Task description |
Locate the string "page" in the records below. Copy every line where it occurs.

Stored rows |
=======
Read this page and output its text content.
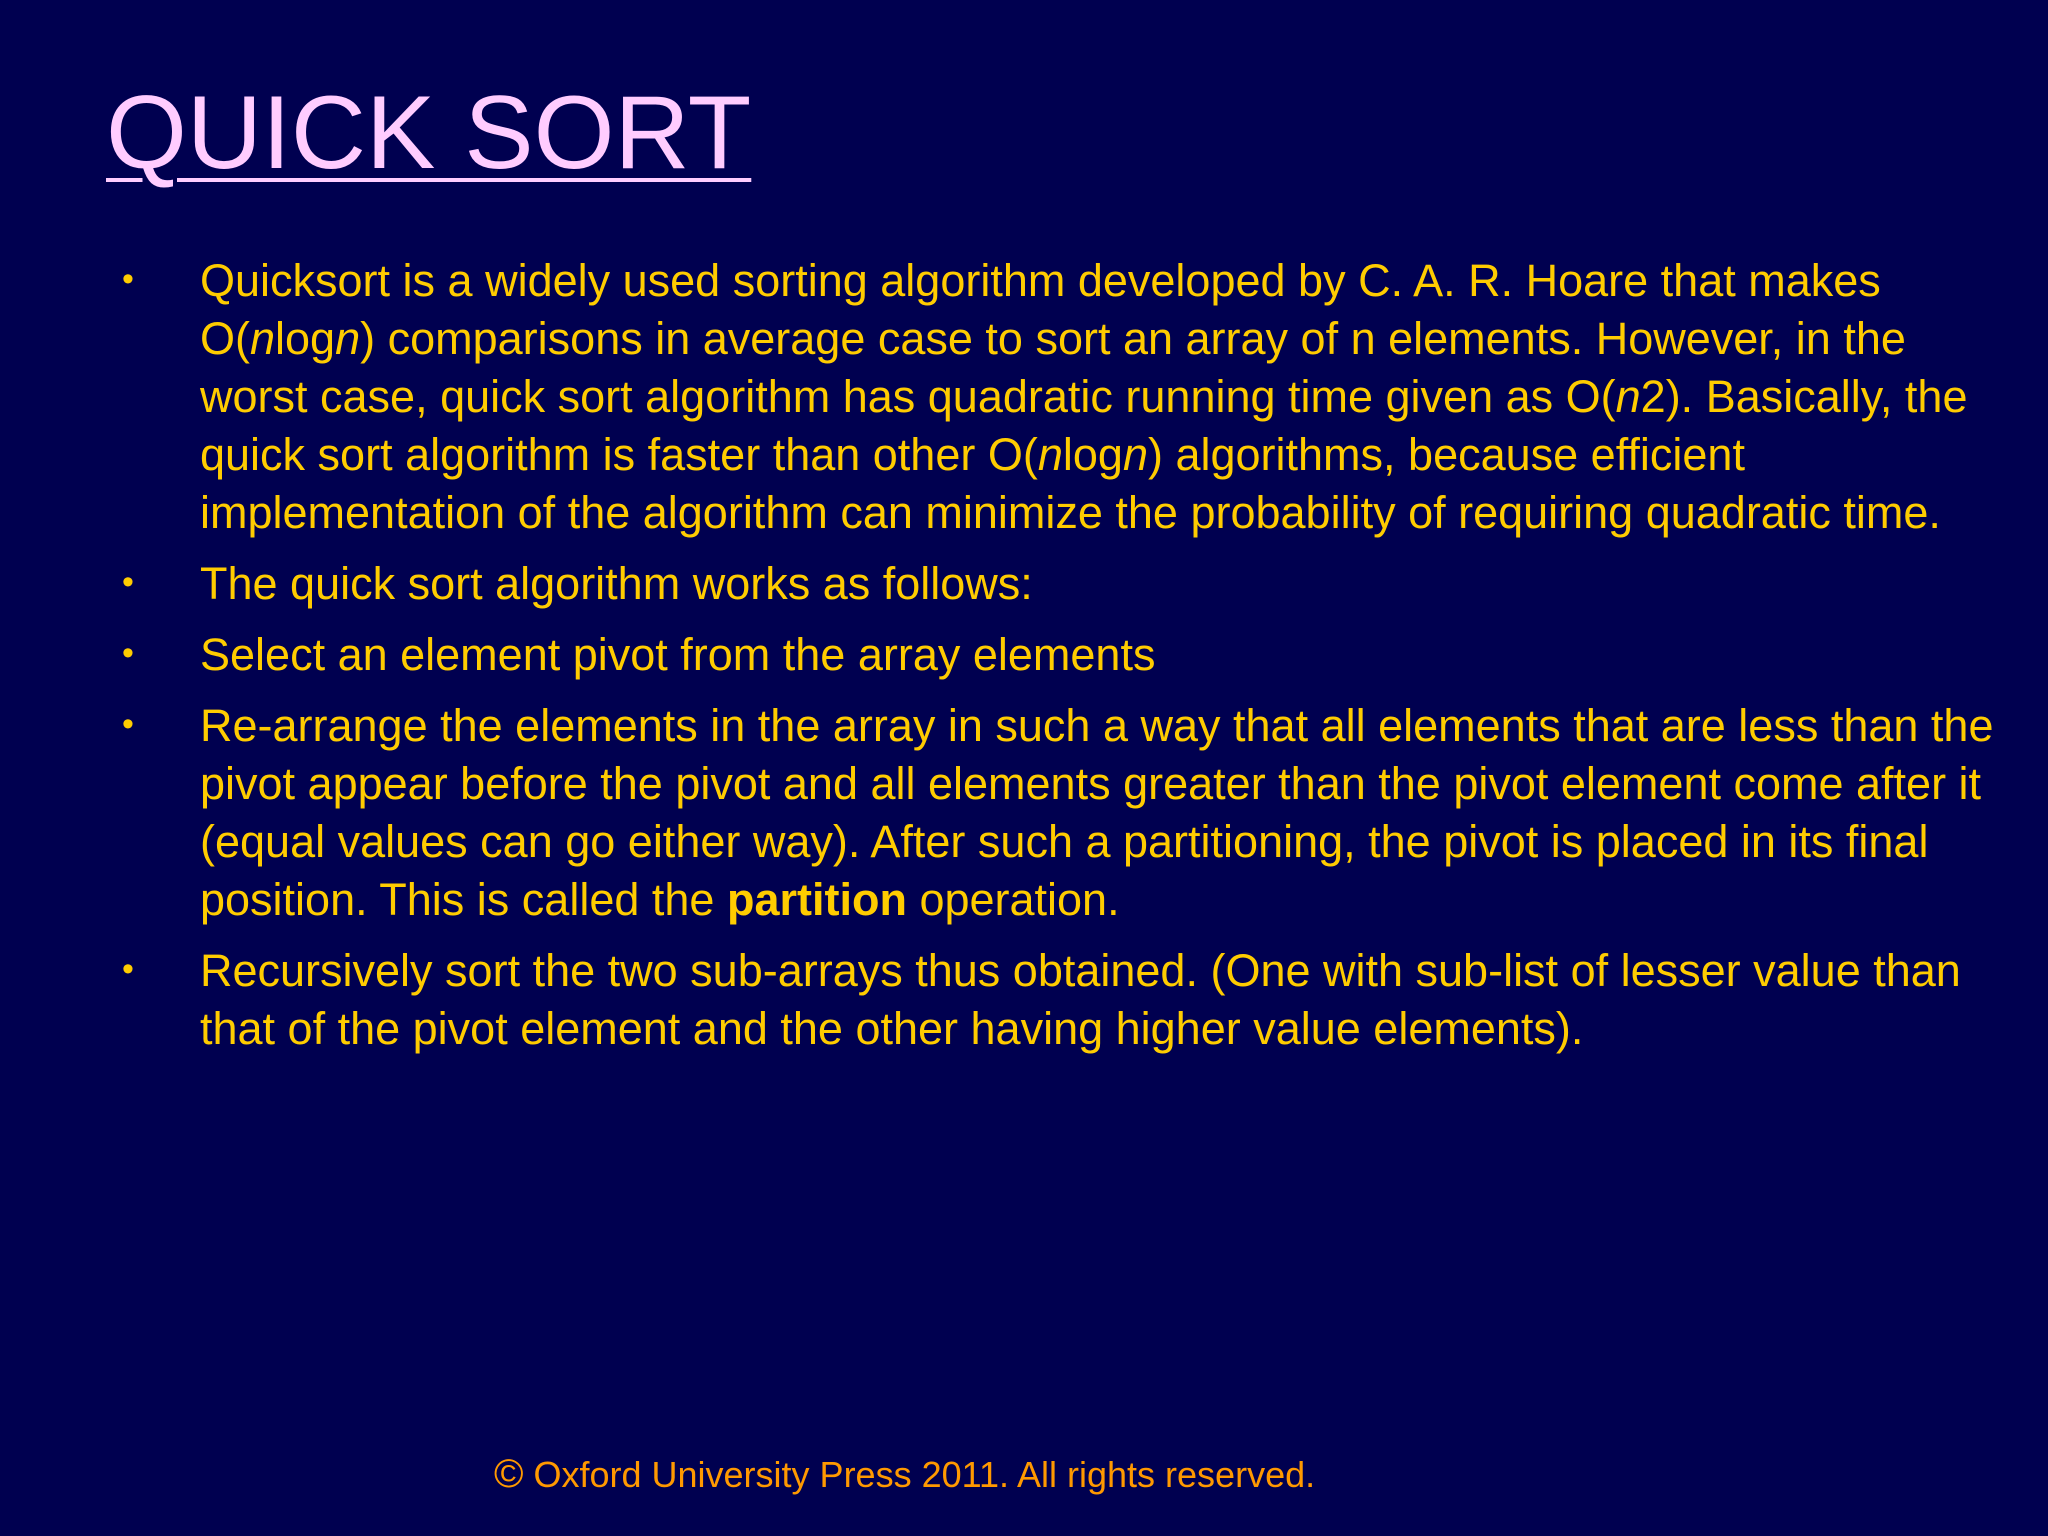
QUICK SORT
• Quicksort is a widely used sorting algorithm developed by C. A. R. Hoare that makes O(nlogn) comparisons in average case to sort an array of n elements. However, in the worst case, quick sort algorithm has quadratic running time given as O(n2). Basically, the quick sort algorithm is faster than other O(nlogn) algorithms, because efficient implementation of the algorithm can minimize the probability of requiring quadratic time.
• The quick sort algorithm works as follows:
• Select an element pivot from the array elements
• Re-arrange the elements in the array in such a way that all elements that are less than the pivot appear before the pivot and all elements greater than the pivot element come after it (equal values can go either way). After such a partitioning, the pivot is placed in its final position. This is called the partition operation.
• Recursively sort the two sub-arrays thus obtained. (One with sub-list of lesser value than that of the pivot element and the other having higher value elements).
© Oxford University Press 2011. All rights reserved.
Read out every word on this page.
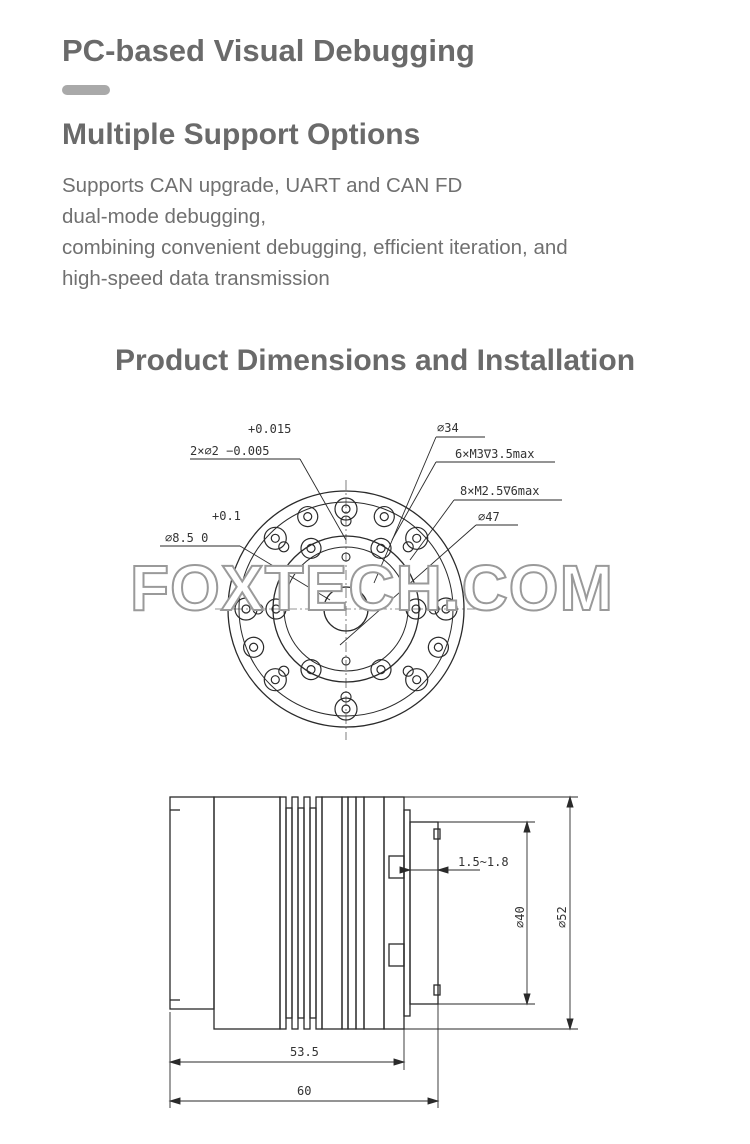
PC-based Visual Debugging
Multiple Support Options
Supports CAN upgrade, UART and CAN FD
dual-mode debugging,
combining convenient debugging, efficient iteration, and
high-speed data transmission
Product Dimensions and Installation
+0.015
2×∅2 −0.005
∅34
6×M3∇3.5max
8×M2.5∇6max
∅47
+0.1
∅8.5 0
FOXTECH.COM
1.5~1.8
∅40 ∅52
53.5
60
=======
Final answer |
Read this page and output its text content.
Read out every word on this page.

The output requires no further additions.